Select the lines below containing the word "rice".

━━━ Entries provided ━━━

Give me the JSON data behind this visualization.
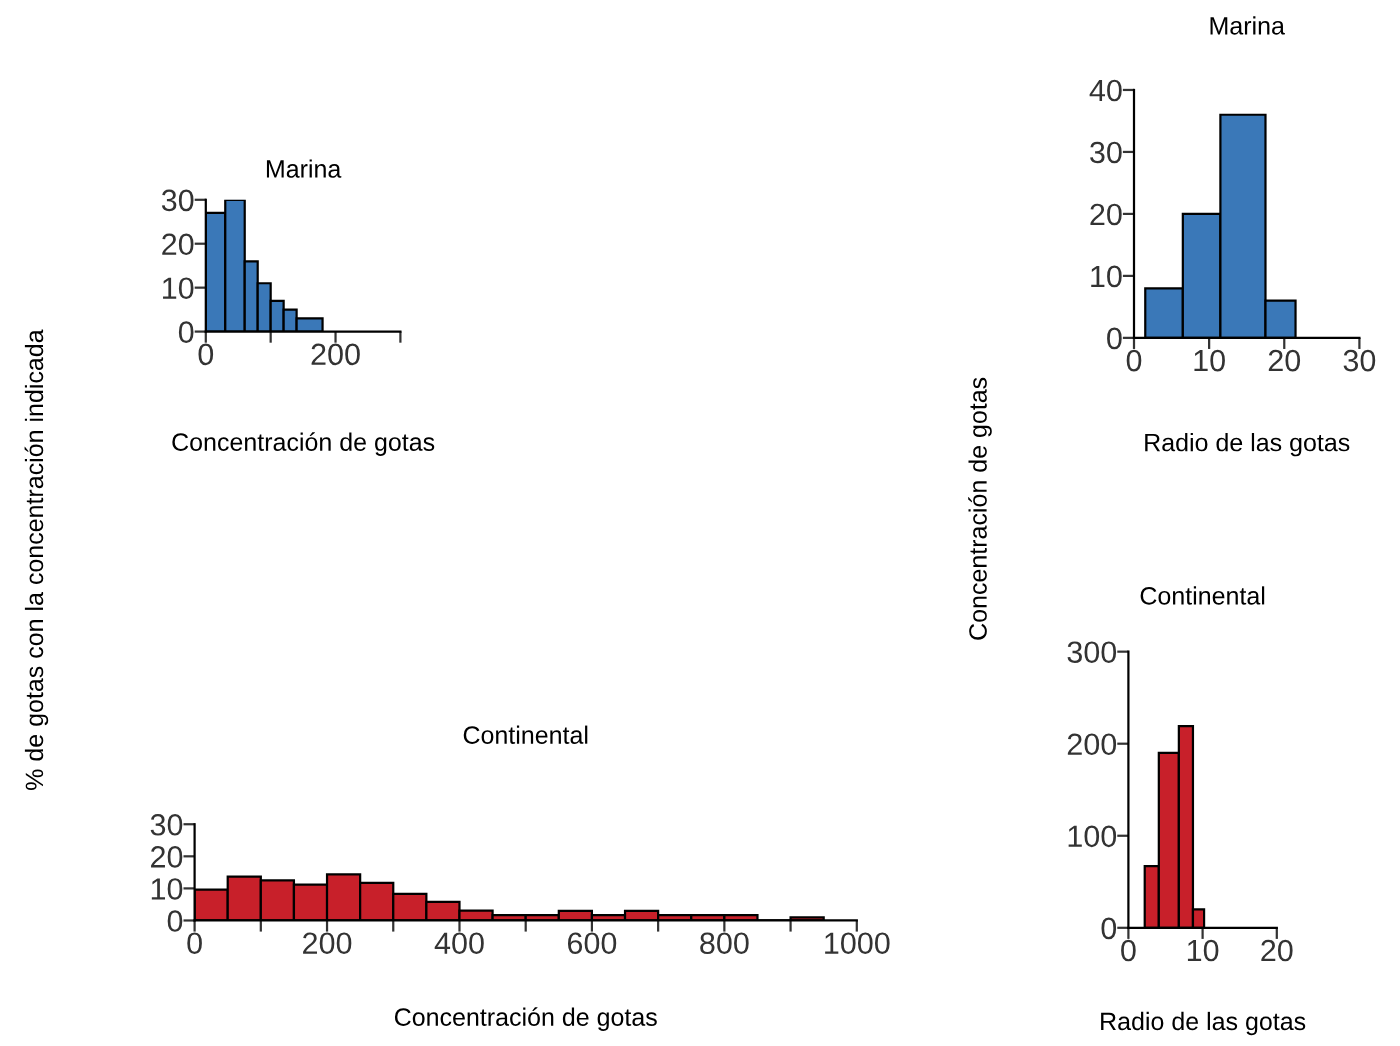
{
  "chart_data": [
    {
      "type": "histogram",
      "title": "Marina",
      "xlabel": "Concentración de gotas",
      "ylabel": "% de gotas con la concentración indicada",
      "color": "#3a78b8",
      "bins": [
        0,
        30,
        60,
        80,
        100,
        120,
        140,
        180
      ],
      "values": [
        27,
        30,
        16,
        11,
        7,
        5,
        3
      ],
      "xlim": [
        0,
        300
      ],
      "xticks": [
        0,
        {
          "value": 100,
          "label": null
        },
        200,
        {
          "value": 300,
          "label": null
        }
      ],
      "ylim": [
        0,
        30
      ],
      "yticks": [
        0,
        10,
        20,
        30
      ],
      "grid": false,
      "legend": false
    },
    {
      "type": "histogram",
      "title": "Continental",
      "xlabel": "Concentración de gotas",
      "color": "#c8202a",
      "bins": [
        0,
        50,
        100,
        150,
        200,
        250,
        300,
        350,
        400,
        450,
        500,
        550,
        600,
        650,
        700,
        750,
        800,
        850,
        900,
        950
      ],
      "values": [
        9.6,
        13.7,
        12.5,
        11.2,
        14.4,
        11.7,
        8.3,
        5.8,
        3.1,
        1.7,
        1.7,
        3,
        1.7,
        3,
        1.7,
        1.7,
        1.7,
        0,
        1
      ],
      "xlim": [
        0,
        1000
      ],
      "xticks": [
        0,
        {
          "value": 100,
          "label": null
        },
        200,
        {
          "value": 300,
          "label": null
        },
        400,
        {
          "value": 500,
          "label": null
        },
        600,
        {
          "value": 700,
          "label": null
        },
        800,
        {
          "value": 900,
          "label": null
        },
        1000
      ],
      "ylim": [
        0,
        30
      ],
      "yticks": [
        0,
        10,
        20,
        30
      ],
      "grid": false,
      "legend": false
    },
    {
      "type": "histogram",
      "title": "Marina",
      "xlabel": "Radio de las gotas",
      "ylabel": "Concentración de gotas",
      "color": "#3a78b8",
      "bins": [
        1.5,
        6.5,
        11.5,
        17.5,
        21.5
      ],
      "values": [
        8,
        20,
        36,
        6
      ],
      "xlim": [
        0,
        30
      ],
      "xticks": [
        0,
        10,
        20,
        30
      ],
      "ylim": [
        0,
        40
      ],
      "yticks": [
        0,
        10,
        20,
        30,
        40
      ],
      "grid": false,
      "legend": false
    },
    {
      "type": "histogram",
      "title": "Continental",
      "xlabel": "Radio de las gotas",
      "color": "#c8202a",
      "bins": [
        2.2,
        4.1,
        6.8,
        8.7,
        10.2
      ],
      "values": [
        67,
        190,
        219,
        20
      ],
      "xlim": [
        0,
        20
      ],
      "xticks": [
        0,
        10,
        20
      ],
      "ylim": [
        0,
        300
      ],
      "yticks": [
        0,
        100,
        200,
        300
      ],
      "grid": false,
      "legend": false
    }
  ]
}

━━━
━━━ Entries provided ━━━

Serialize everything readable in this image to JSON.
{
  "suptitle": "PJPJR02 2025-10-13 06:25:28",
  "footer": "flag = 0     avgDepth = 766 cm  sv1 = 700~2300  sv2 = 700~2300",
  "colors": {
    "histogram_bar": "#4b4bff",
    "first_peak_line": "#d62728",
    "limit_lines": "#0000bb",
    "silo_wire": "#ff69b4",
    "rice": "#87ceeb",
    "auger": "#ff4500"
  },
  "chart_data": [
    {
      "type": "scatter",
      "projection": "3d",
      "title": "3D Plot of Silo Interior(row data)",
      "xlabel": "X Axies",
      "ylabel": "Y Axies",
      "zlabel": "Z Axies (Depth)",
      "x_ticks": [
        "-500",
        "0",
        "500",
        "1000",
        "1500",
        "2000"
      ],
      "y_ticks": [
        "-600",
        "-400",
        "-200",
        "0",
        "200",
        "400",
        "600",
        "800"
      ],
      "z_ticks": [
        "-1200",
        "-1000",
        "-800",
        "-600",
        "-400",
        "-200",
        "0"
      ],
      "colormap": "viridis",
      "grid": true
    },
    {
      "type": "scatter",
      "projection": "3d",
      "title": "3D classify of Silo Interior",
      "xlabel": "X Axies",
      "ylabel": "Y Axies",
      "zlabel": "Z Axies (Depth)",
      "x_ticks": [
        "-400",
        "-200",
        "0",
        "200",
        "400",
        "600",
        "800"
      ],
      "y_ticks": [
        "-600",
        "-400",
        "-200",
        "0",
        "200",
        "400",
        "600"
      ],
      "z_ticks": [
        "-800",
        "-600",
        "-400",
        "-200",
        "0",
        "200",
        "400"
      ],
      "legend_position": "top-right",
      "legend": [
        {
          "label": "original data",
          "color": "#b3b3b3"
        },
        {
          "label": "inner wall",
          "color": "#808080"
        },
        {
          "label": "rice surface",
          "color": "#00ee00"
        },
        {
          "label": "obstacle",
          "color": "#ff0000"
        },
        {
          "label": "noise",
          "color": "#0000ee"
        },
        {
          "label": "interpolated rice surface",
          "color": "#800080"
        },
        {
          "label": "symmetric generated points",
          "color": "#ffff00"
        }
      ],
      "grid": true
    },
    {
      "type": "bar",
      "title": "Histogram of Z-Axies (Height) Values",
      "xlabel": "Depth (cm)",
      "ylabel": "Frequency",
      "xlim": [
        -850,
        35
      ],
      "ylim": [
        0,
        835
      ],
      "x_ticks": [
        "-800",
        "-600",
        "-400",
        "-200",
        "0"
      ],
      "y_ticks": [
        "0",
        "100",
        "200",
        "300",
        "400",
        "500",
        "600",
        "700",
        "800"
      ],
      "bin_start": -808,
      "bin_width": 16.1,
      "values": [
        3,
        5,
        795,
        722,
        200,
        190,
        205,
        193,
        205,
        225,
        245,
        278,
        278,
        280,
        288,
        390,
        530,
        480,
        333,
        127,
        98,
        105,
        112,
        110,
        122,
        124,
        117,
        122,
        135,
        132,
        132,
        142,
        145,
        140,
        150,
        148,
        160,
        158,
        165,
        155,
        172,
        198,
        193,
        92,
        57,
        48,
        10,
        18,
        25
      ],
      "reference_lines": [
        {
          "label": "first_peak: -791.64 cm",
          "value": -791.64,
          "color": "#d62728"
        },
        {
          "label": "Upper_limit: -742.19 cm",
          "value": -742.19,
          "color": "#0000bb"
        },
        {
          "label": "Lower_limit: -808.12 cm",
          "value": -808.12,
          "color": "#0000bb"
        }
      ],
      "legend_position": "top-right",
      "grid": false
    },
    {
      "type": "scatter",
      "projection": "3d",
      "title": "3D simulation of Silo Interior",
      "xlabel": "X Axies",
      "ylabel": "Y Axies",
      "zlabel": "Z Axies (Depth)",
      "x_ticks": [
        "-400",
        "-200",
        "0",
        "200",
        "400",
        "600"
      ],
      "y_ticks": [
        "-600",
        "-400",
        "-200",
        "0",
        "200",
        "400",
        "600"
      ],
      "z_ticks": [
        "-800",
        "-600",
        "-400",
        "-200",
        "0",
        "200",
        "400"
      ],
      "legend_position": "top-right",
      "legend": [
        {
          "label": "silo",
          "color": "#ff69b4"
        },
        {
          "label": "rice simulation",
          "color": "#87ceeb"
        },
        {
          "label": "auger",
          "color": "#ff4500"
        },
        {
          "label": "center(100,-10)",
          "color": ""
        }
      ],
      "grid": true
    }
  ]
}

━━━

◆ Task response ◆
    "rice": "#87ceeb",
          "label": "rice surface",
          "label": "interpolated rice surface",
          "label": "rice simulation",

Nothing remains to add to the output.